OBJECTIVE
Quote every line of the data below as it stands, omitting pictures.

RECORDED DATA
<<<<

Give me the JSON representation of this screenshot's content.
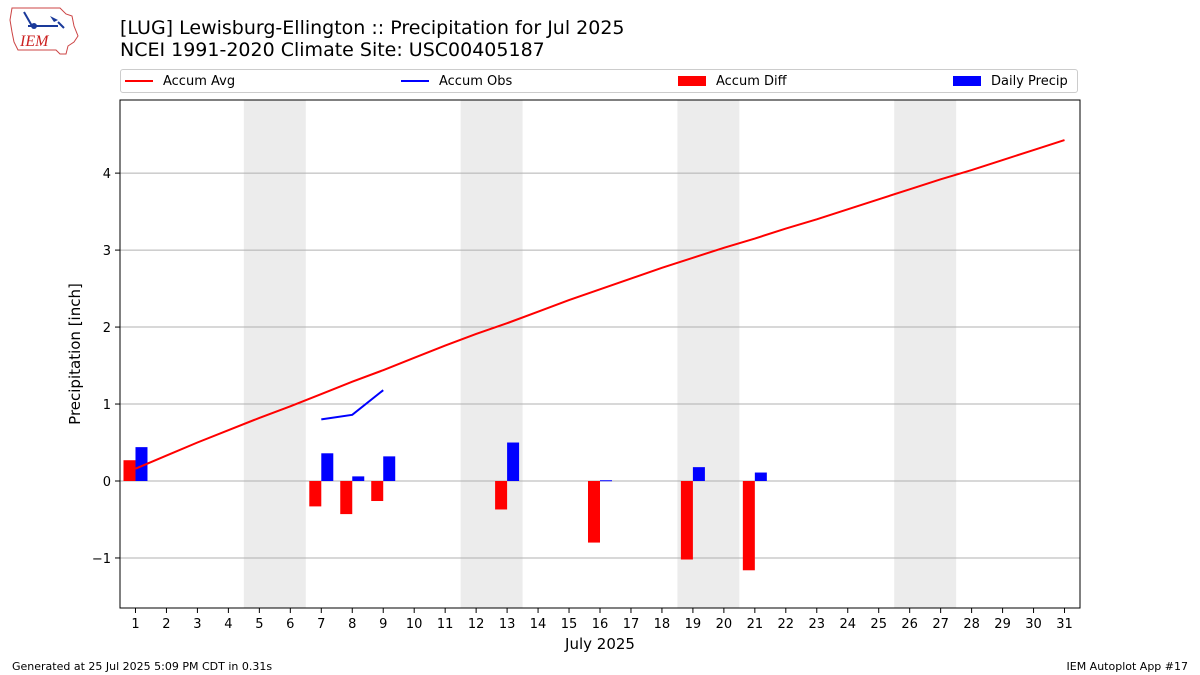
{
  "header": {
    "title_line1": "[LUG] Lewisburg-Ellington :: Precipitation for Jul 2025",
    "title_line2": "NCEI 1991-2020 Climate Site: USC00405187",
    "logo_text": "IEM"
  },
  "footer": {
    "left": "Generated at 25 Jul 2025 5:09 PM CDT in 0.31s",
    "right": "IEM Autoplot App #17"
  },
  "legend": [
    {
      "label": "Accum Avg",
      "color": "#ff0000",
      "kind": "line"
    },
    {
      "label": "Accum Obs",
      "color": "#0000ff",
      "kind": "line"
    },
    {
      "label": "Accum Diff",
      "color": "#ff0000",
      "kind": "bar"
    },
    {
      "label": "Daily Precip",
      "color": "#0000ff",
      "kind": "bar"
    }
  ],
  "chart_data": {
    "type": "bar",
    "xlabel": "July 2025",
    "ylabel": "Precipitation [inch]",
    "xlim": [
      0.5,
      31.5
    ],
    "ylim": [
      -1.65,
      4.95
    ],
    "yticks": [
      -1,
      0,
      1,
      2,
      3,
      4
    ],
    "xticks": [
      1,
      2,
      3,
      4,
      5,
      6,
      7,
      8,
      9,
      10,
      11,
      12,
      13,
      14,
      15,
      16,
      17,
      18,
      19,
      20,
      21,
      22,
      23,
      24,
      25,
      26,
      27,
      28,
      29,
      30,
      31
    ],
    "grid": "horizontal",
    "weekend_shading": [
      [
        4.5,
        6.5
      ],
      [
        11.5,
        13.5
      ],
      [
        18.5,
        20.5
      ],
      [
        25.5,
        27.5
      ]
    ],
    "shading_color": "#ececec",
    "series": [
      {
        "name": "Accum Avg",
        "type": "line",
        "color": "#ff0000",
        "x": [
          1,
          2,
          3,
          4,
          5,
          6,
          7,
          8,
          9,
          10,
          11,
          12,
          13,
          14,
          15,
          16,
          17,
          18,
          19,
          20,
          21,
          22,
          23,
          24,
          25,
          26,
          27,
          28,
          29,
          30,
          31
        ],
        "values": [
          0.16,
          0.33,
          0.5,
          0.66,
          0.82,
          0.97,
          1.13,
          1.29,
          1.44,
          1.6,
          1.76,
          1.91,
          2.05,
          2.2,
          2.35,
          2.49,
          2.63,
          2.77,
          2.9,
          3.03,
          3.15,
          3.28,
          3.4,
          3.53,
          3.66,
          3.79,
          3.92,
          4.04,
          4.17,
          4.3,
          4.43
        ]
      },
      {
        "name": "Accum Obs",
        "type": "line",
        "color": "#0000ff",
        "x": [
          7,
          8,
          9
        ],
        "values": [
          0.8,
          0.86,
          1.18
        ]
      },
      {
        "name": "Accum Diff",
        "type": "bar",
        "color": "#ff0000",
        "x": [
          1,
          7,
          8,
          9,
          13,
          16,
          19,
          21
        ],
        "values": [
          0.27,
          -0.33,
          -0.43,
          -0.26,
          -0.37,
          -0.8,
          -1.02,
          -1.16
        ]
      },
      {
        "name": "Daily Precip",
        "type": "bar",
        "color": "#0000ff",
        "x": [
          1,
          7,
          8,
          9,
          13,
          16,
          19,
          21
        ],
        "values": [
          0.44,
          0.36,
          0.06,
          0.32,
          0.5,
          0.01,
          0.18,
          0.11
        ]
      }
    ]
  }
}
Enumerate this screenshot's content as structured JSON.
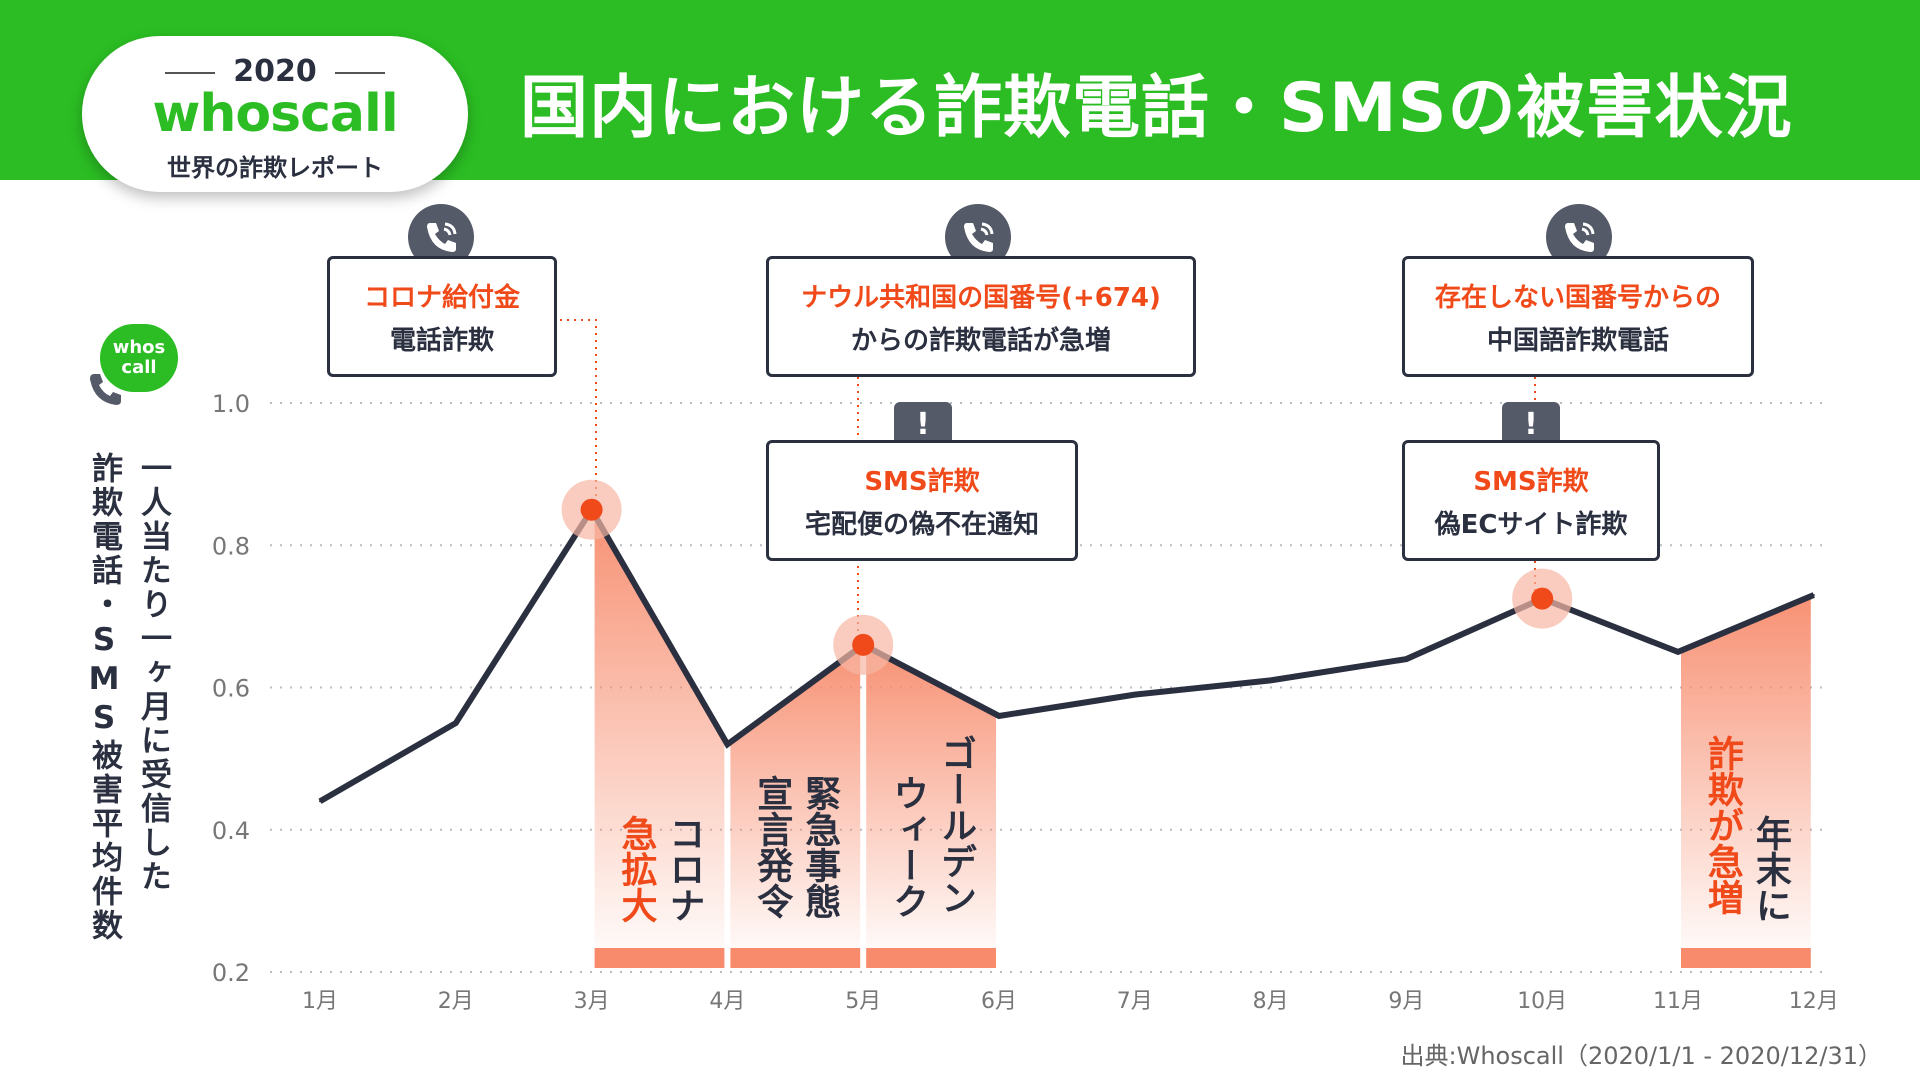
{
  "header": {
    "badge_year": "2020",
    "badge_brand": "whoscall",
    "badge_subtitle": "世界の詐欺レポート",
    "title": "国内における詐欺電話・SMSの被害状況"
  },
  "logo": {
    "line1": "whos",
    "line2": "call"
  },
  "y_title": {
    "col1": "一人当たり一ヶ月に受信した",
    "col2": "詐欺電話・SMS被害平均件数"
  },
  "source": "出典:Whoscall（2020/1/1 - 2020/12/31）",
  "callouts": {
    "c1": {
      "highlight": "コロナ給付金",
      "text": "電話詐欺"
    },
    "c2": {
      "highlight": "ナウル共和国の国番号(+674)",
      "text": "からの詐欺電話が急増"
    },
    "c3": {
      "highlight": "存在しない国番号からの",
      "text": "中国語詐欺電話"
    },
    "c4": {
      "highlight": "SMS詐欺",
      "text": "宅配便の偽不在通知"
    },
    "c5": {
      "highlight": "SMS詐欺",
      "text": "偽ECサイト詐欺"
    }
  },
  "alert_glyph": "!",
  "colors": {
    "green": "#2bbd23",
    "line": "#2b3040",
    "accent": "#f04a1a",
    "band": "#f78b6c"
  },
  "chart_data": {
    "type": "line",
    "title": "国内における詐欺電話・SMSの被害状況",
    "ylabel": "一人当たり一ヶ月に受信した詐欺電話・SMS被害平均件数",
    "categories": [
      "1月",
      "2月",
      "3月",
      "4月",
      "5月",
      "6月",
      "7月",
      "8月",
      "9月",
      "10月",
      "11月",
      "12月"
    ],
    "values": [
      0.44,
      0.55,
      0.85,
      0.52,
      0.66,
      0.56,
      0.59,
      0.61,
      0.64,
      0.725,
      0.65,
      0.73
    ],
    "ylim": [
      0.2,
      1.0
    ],
    "yticks": [
      "1.0",
      "0.8",
      "0.6",
      "0.4",
      "0.2"
    ],
    "ytick_values": [
      1.0,
      0.8,
      0.6,
      0.4,
      0.2
    ],
    "grid": true,
    "highlight_points": [
      2,
      4,
      9
    ],
    "annotations": [
      {
        "from": 2,
        "to": 3,
        "accent": "急拡大",
        "text": "コロナ",
        "order": "accent-first"
      },
      {
        "from": 3,
        "to": 4,
        "accent": "",
        "text": "宣言発令",
        "text2": "緊急事態",
        "order": "plain"
      },
      {
        "from": 4,
        "to": 5,
        "accent": "",
        "text": "ウィーク",
        "text2": "ゴールデン",
        "order": "plain"
      },
      {
        "from": 10,
        "to": 11,
        "accent": "詐欺が急増",
        "text": "年末に",
        "order": "accent-first"
      }
    ]
  }
}
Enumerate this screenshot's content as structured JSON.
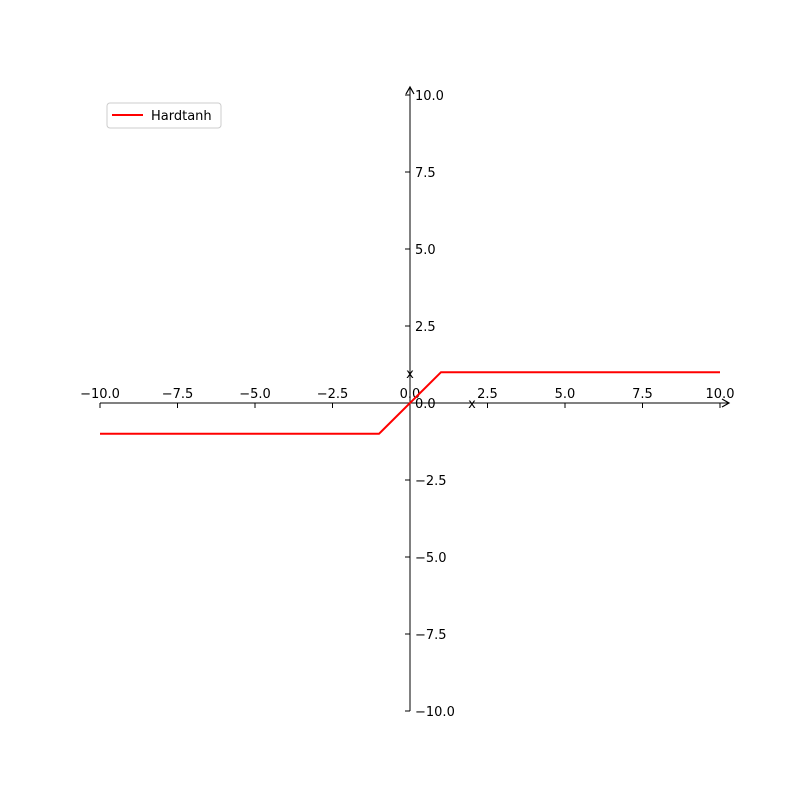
{
  "chart_data": {
    "type": "line",
    "title": "",
    "xlabel": "x",
    "ylabel": "x",
    "xlim": [
      -10,
      10
    ],
    "ylim": [
      -10,
      10
    ],
    "grid": false,
    "legend_placement": "top-left",
    "x_ticks": [
      -10,
      -7.5,
      -5,
      -2.5,
      0,
      2.5,
      5,
      7.5,
      10
    ],
    "x_tick_labels": [
      "−10.0",
      "−7.5",
      "−5.0",
      "−2.5",
      "0.0",
      "2.5",
      "5.0",
      "7.5",
      "10.0"
    ],
    "y_ticks": [
      -10,
      -7.5,
      -5,
      -2.5,
      0,
      2.5,
      5,
      7.5,
      10
    ],
    "y_tick_labels": [
      "−10.0",
      "−7.5",
      "−5.0",
      "−2.5",
      "0.0",
      "2.5",
      "5.0",
      "7.5",
      "10.0"
    ],
    "series": [
      {
        "name": "Hardtanh",
        "color": "#ff0000",
        "x": [
          -10,
          -1,
          1,
          10
        ],
        "y": [
          -1,
          -1,
          1,
          1
        ]
      }
    ]
  }
}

>>>>

TASK RESULT
Give me the JSON representation of this screenshot's content.
{
  "header": {
    "title_line1": "[LUG] Lewisburg-Ellington :: Precipitation for Jul 2025",
    "title_line2": "NCEI 1991-2020 Climate Site: USC00405187",
    "logo_text": "IEM"
  },
  "footer": {
    "left": "Generated at 25 Jul 2025 5:09 PM CDT in 0.31s",
    "right": "IEM Autoplot App #17"
  },
  "legend": [
    {
      "label": "Accum Avg",
      "color": "#ff0000",
      "kind": "line"
    },
    {
      "label": "Accum Obs",
      "color": "#0000ff",
      "kind": "line"
    },
    {
      "label": "Accum Diff",
      "color": "#ff0000",
      "kind": "bar"
    },
    {
      "label": "Daily Precip",
      "color": "#0000ff",
      "kind": "bar"
    }
  ],
  "chart_data": {
    "type": "bar",
    "xlabel": "July 2025",
    "ylabel": "Precipitation [inch]",
    "xlim": [
      0.5,
      31.5
    ],
    "ylim": [
      -1.65,
      4.95
    ],
    "yticks": [
      -1,
      0,
      1,
      2,
      3,
      4
    ],
    "xticks": [
      1,
      2,
      3,
      4,
      5,
      6,
      7,
      8,
      9,
      10,
      11,
      12,
      13,
      14,
      15,
      16,
      17,
      18,
      19,
      20,
      21,
      22,
      23,
      24,
      25,
      26,
      27,
      28,
      29,
      30,
      31
    ],
    "grid": "horizontal",
    "weekend_shading": [
      [
        4.5,
        6.5
      ],
      [
        11.5,
        13.5
      ],
      [
        18.5,
        20.5
      ],
      [
        25.5,
        27.5
      ]
    ],
    "shading_color": "#ececec",
    "series": [
      {
        "name": "Accum Avg",
        "type": "line",
        "color": "#ff0000",
        "x": [
          1,
          2,
          3,
          4,
          5,
          6,
          7,
          8,
          9,
          10,
          11,
          12,
          13,
          14,
          15,
          16,
          17,
          18,
          19,
          20,
          21,
          22,
          23,
          24,
          25,
          26,
          27,
          28,
          29,
          30,
          31
        ],
        "values": [
          0.16,
          0.33,
          0.5,
          0.66,
          0.82,
          0.97,
          1.13,
          1.29,
          1.44,
          1.6,
          1.76,
          1.91,
          2.05,
          2.2,
          2.35,
          2.49,
          2.63,
          2.77,
          2.9,
          3.03,
          3.15,
          3.28,
          3.4,
          3.53,
          3.66,
          3.79,
          3.92,
          4.04,
          4.17,
          4.3,
          4.43
        ]
      },
      {
        "name": "Accum Obs",
        "type": "line",
        "color": "#0000ff",
        "x": [
          7,
          8,
          9
        ],
        "values": [
          0.8,
          0.86,
          1.18
        ]
      },
      {
        "name": "Accum Diff",
        "type": "bar",
        "color": "#ff0000",
        "x": [
          1,
          7,
          8,
          9,
          13,
          16,
          19,
          21
        ],
        "values": [
          0.27,
          -0.33,
          -0.43,
          -0.26,
          -0.37,
          -0.8,
          -1.02,
          -1.16
        ]
      },
      {
        "name": "Daily Precip",
        "type": "bar",
        "color": "#0000ff",
        "x": [
          1,
          7,
          8,
          9,
          13,
          16,
          19,
          21
        ],
        "values": [
          0.44,
          0.36,
          0.06,
          0.32,
          0.5,
          0.01,
          0.18,
          0.11
        ]
      }
    ]
  }
}
Enumerate this screenshot's content as structured JSON.
{
  "header": {
    "badge_year": "2020",
    "badge_brand": "whoscall",
    "badge_subtitle": "世界の詐欺レポート",
    "title": "国内における詐欺電話・SMSの被害状況"
  },
  "logo": {
    "line1": "whos",
    "line2": "call"
  },
  "y_title": {
    "col1": "一人当たり一ヶ月に受信した",
    "col2": "詐欺電話・SMS被害平均件数"
  },
  "source": "出典:Whoscall（2020/1/1 - 2020/12/31）",
  "callouts": {
    "c1": {
      "highlight": "コロナ給付金",
      "text": "電話詐欺"
    },
    "c2": {
      "highlight": "ナウル共和国の国番号(+674)",
      "text": "からの詐欺電話が急増"
    },
    "c3": {
      "highlight": "存在しない国番号からの",
      "text": "中国語詐欺電話"
    },
    "c4": {
      "highlight": "SMS詐欺",
      "text": "宅配便の偽不在通知"
    },
    "c5": {
      "highlight": "SMS詐欺",
      "text": "偽ECサイト詐欺"
    }
  },
  "alert_glyph": "!",
  "colors": {
    "green": "#2bbd23",
    "line": "#2b3040",
    "accent": "#f04a1a",
    "band": "#f78b6c"
  },
  "chart_data": {
    "type": "line",
    "title": "国内における詐欺電話・SMSの被害状況",
    "ylabel": "一人当たり一ヶ月に受信した詐欺電話・SMS被害平均件数",
    "categories": [
      "1月",
      "2月",
      "3月",
      "4月",
      "5月",
      "6月",
      "7月",
      "8月",
      "9月",
      "10月",
      "11月",
      "12月"
    ],
    "values": [
      0.44,
      0.55,
      0.85,
      0.52,
      0.66,
      0.56,
      0.59,
      0.61,
      0.64,
      0.725,
      0.65,
      0.73
    ],
    "ylim": [
      0.2,
      1.0
    ],
    "yticks": [
      "1.0",
      "0.8",
      "0.6",
      "0.4",
      "0.2"
    ],
    "ytick_values": [
      1.0,
      0.8,
      0.6,
      0.4,
      0.2
    ],
    "grid": true,
    "highlight_points": [
      2,
      4,
      9
    ],
    "annotations": [
      {
        "from": 2,
        "to": 3,
        "accent": "急拡大",
        "text": "コロナ",
        "order": "accent-first"
      },
      {
        "from": 3,
        "to": 4,
        "accent": "",
        "text": "宣言発令",
        "text2": "緊急事態",
        "order": "plain"
      },
      {
        "from": 4,
        "to": 5,
        "accent": "",
        "text": "ウィーク",
        "text2": "ゴールデン",
        "order": "plain"
      },
      {
        "from": 10,
        "to": 11,
        "accent": "詐欺が急増",
        "text": "年末に",
        "order": "accent-first"
      }
    ]
  }
}
Enumerate this screenshot's content as structured JSON.
{
  "chart_data": {
    "type": "line",
    "title": "",
    "xlabel": "x",
    "ylabel": "x",
    "xlim": [
      -10,
      10
    ],
    "ylim": [
      -10,
      10
    ],
    "grid": false,
    "legend_placement": "top-left",
    "x_ticks": [
      -10,
      -7.5,
      -5,
      -2.5,
      0,
      2.5,
      5,
      7.5,
      10
    ],
    "x_tick_labels": [
      "−10.0",
      "−7.5",
      "−5.0",
      "−2.5",
      "0.0",
      "2.5",
      "5.0",
      "7.5",
      "10.0"
    ],
    "y_ticks": [
      -10,
      -7.5,
      -5,
      -2.5,
      0,
      2.5,
      5,
      7.5,
      10
    ],
    "y_tick_labels": [
      "−10.0",
      "−7.5",
      "−5.0",
      "−2.5",
      "0.0",
      "2.5",
      "5.0",
      "7.5",
      "10.0"
    ],
    "series": [
      {
        "name": "Hardtanh",
        "color": "#ff0000",
        "x": [
          -10,
          -1,
          1,
          10
        ],
        "y": [
          -1,
          -1,
          1,
          1
        ]
      }
    ]
  }
}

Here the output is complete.